#### [WORK INSTRUCTIONS]
Pictures stay out of the copy; set down each line of the listing below exactly.

#### [TASK INPUTS]
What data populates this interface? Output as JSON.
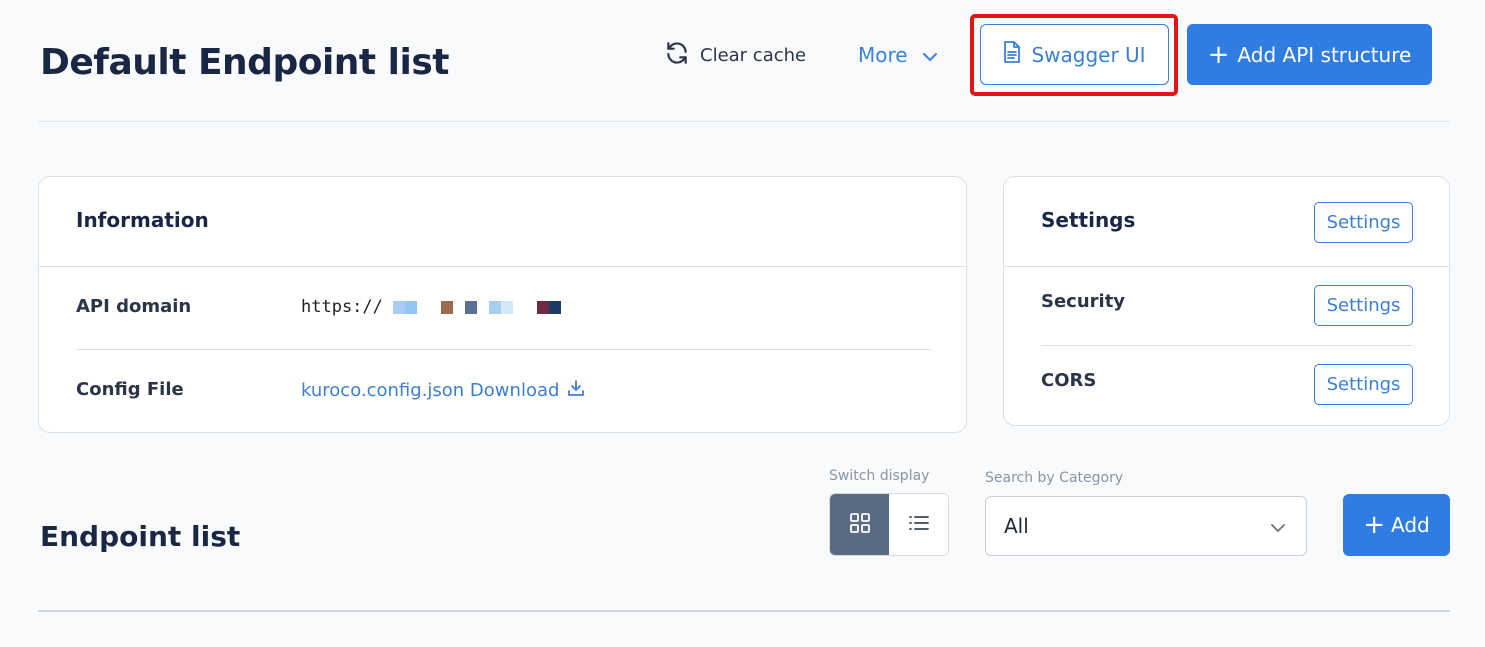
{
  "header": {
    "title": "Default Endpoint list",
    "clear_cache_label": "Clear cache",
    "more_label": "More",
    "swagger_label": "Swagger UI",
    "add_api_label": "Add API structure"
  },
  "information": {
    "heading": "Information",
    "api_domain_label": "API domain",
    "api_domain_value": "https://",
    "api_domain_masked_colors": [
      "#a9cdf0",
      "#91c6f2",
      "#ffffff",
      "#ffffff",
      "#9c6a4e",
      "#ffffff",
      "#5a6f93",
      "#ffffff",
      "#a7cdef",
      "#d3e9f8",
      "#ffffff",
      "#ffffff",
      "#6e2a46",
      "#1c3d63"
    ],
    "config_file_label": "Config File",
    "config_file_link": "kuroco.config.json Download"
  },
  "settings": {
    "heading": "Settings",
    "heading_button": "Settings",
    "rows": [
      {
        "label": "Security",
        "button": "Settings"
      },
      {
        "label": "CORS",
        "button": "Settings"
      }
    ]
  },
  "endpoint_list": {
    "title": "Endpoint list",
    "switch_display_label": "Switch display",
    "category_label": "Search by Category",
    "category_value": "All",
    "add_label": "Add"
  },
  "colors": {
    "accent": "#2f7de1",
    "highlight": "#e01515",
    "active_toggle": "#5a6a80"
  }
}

#### [TASK SOLUTION]
What data populates this interface? Output as JSON.
{
  "header": {
    "title": "Default Endpoint list",
    "clear_cache_label": "Clear cache",
    "more_label": "More",
    "swagger_label": "Swagger UI",
    "add_api_label": "Add API structure"
  },
  "information": {
    "heading": "Information",
    "api_domain_label": "API domain",
    "api_domain_value": "https://",
    "api_domain_masked_colors": [
      "#a9cdf0",
      "#91c6f2",
      "#ffffff",
      "#ffffff",
      "#9c6a4e",
      "#ffffff",
      "#5a6f93",
      "#ffffff",
      "#a7cdef",
      "#d3e9f8",
      "#ffffff",
      "#ffffff",
      "#6e2a46",
      "#1c3d63"
    ],
    "config_file_label": "Config File",
    "config_file_link": "kuroco.config.json Download"
  },
  "settings": {
    "heading": "Settings",
    "heading_button": "Settings",
    "rows": [
      {
        "label": "Security",
        "button": "Settings"
      },
      {
        "label": "CORS",
        "button": "Settings"
      }
    ]
  },
  "endpoint_list": {
    "title": "Endpoint list",
    "switch_display_label": "Switch display",
    "category_label": "Search by Category",
    "category_value": "All",
    "add_label": "Add"
  },
  "colors": {
    "accent": "#2f7de1",
    "highlight": "#e01515",
    "active_toggle": "#5a6a80"
  }
}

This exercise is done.